▶ **DESCRIPTION OF THE TASK**
Take the material and output all of it exactly.
BEGIN INFORMATION PROVIDED
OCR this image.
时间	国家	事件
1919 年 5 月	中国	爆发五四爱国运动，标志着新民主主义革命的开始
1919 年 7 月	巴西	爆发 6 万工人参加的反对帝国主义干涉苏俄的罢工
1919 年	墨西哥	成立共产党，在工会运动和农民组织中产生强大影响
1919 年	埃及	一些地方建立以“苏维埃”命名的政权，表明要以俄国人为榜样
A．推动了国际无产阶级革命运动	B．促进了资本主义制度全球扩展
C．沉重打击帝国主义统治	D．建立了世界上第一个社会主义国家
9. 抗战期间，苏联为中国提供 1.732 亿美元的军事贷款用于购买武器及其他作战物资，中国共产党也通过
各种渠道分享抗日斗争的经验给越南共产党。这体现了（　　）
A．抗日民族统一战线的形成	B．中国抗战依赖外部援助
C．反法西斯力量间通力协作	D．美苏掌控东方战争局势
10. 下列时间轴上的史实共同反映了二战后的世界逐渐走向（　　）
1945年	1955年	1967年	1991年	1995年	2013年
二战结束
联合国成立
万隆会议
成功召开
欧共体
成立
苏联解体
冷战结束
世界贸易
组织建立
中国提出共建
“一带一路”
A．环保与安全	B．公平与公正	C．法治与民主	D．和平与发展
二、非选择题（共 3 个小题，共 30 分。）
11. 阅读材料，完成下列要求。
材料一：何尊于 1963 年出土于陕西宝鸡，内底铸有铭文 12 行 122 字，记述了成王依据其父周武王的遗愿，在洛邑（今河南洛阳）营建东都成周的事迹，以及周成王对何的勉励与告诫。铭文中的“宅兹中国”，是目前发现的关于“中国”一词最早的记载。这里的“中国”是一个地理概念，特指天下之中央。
END INFORMATION PROVIDED
▶ **RESULT OF THE EXERCISE**
OCR this image.
时间	国家	事件
1919 年 5 月	中国	爆发五四爱国运动，标志着新民主主义革命的开始
1919 年 7 月	巴西	爆发 6 万工人参加的反对帝国主义干涉苏俄的罢工
1919 年	墨西哥	成立共产党，在工会运动和农民组织中产生强大影响
1919 年	埃及	一些地方建立以“苏维埃”命名的政权，表明要以俄国人为榜样
A．推动了国际无产阶级革命运动	B．促进了资本主义制度全球扩展
C．沉重打击帝国主义统治	D．建立了世界上第一个社会主义国家
9. 抗战期间，苏联为中国提供 1.732 亿美元的军事贷款用于购买武器及其他作战物资，中国共产党也通过
各种渠道分享抗日斗争的经验给越南共产党。这体现了（　　）
A．抗日民族统一战线的形成	B．中国抗战依赖外部援助
C．反法西斯力量间通力协作	D．美苏掌控东方战争局势
10. 下列时间轴上的史实共同反映了二战后的世界逐渐走向（　　）
1945年	1955年	1967年	1991年	1995年	2013年
二战结束
联合国成立
万隆会议
成功召开
欧共体
成立
苏联解体
冷战结束
世界贸易
组织建立
中国提出共建
“一带一路”
A．环保与安全	B．公平与公正	C．法治与民主	D．和平与发展
二、非选择题（共 3 个小题，共 30 分。）
11. 阅读材料，完成下列要求。
材料一：何尊于 1963 年出土于陕西宝鸡，内底铸有铭文 12 行 122 字，记述了成王依据其父周武王的遗愿，在洛邑（今河南洛阳）营建东都成周的事迹，以及周成王对何的勉励与告诫。铭文中的“宅兹中国”，是目前发现的关于“中国”一词最早的记载。这里的“中国”是一个地理概念，特指天下之中央。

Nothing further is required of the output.